* [Task to complete]: Below are some records; work out how many of their lines contain "Type" and give the number only.

* [Records shown]:
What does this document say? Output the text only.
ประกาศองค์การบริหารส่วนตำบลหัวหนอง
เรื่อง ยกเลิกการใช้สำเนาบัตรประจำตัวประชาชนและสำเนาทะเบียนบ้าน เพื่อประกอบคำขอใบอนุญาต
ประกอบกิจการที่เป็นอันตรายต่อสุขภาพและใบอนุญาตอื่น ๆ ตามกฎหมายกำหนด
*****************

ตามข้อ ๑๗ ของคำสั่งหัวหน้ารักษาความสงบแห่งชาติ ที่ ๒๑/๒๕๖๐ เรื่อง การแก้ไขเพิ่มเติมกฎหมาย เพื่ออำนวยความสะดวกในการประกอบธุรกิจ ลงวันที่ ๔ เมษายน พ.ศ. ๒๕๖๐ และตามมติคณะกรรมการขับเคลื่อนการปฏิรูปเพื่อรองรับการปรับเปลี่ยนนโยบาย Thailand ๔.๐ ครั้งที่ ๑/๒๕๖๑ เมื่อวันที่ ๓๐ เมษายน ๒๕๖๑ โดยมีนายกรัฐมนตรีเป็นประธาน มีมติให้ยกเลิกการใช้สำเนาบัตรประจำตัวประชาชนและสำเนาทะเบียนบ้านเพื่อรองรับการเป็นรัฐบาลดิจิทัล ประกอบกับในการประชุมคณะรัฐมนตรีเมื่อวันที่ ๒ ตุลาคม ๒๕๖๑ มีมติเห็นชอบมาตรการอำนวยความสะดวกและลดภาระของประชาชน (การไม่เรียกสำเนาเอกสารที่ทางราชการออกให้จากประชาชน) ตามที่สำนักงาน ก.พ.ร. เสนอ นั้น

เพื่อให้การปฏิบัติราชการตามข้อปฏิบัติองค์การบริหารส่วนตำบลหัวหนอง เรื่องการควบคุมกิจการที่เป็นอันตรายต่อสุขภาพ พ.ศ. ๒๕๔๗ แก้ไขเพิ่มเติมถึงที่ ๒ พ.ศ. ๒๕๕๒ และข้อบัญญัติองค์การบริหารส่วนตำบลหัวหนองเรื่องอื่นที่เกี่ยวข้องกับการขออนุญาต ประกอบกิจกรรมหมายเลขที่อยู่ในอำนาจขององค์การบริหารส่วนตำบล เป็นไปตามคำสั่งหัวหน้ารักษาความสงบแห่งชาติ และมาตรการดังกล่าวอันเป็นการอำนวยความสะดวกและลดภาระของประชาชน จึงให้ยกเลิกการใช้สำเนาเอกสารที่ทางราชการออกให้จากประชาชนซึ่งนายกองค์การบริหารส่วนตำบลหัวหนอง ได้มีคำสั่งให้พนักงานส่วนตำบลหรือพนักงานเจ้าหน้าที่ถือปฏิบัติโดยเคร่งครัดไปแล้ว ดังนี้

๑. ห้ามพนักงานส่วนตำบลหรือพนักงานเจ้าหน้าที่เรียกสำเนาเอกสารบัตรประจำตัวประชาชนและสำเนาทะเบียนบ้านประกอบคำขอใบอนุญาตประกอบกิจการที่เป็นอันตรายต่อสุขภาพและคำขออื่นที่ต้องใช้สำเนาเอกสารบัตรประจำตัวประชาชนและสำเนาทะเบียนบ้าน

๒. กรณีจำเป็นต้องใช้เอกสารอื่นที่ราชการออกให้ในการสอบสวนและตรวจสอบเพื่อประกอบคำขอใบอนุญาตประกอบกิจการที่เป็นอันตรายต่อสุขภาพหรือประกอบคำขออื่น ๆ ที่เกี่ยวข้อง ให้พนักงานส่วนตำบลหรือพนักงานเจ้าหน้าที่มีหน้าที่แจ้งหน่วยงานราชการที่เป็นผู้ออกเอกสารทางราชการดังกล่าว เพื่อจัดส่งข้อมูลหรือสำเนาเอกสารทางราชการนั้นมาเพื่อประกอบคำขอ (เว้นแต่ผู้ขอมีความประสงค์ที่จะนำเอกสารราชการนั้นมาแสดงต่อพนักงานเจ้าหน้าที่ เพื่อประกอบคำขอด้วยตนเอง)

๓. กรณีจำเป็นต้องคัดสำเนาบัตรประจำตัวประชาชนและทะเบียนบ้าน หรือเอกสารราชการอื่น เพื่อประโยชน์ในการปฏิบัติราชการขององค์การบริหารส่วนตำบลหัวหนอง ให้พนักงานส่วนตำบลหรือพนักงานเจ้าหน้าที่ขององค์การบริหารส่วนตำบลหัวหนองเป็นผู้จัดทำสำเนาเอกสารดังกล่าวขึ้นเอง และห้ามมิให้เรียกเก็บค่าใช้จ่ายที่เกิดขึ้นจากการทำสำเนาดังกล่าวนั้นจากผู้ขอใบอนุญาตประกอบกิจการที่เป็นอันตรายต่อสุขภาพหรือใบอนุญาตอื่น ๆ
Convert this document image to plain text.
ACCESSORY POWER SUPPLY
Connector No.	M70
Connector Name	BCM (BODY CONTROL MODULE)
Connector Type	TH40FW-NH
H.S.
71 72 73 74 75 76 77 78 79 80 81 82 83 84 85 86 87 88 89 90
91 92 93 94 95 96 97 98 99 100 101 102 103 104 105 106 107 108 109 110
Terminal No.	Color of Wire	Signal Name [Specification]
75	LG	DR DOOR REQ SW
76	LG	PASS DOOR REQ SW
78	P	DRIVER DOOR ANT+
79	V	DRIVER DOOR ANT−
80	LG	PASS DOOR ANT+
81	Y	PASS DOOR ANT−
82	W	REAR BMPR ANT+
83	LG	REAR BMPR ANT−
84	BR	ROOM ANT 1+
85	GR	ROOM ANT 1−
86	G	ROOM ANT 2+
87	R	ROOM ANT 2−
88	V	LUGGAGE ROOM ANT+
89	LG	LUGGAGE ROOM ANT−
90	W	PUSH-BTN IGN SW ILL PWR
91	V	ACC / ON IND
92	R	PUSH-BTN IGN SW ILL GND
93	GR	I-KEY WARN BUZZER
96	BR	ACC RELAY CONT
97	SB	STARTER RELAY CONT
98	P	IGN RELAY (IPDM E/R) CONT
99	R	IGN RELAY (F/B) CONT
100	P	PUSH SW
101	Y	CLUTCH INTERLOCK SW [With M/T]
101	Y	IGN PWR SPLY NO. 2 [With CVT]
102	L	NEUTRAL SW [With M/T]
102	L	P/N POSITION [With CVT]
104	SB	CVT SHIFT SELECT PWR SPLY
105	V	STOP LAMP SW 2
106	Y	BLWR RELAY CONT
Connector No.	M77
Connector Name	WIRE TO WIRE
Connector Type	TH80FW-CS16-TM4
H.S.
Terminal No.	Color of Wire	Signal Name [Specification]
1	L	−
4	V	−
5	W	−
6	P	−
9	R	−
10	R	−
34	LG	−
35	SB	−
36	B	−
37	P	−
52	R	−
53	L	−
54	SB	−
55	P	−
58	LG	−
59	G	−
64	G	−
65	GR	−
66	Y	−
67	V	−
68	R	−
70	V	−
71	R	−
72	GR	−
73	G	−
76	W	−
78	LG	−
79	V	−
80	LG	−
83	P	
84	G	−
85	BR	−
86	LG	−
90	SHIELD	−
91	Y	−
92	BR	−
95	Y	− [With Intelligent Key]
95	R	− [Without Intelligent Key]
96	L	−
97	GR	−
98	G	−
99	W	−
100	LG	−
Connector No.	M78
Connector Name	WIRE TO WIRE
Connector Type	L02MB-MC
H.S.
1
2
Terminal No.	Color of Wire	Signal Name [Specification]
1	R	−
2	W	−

* [Solution]: 3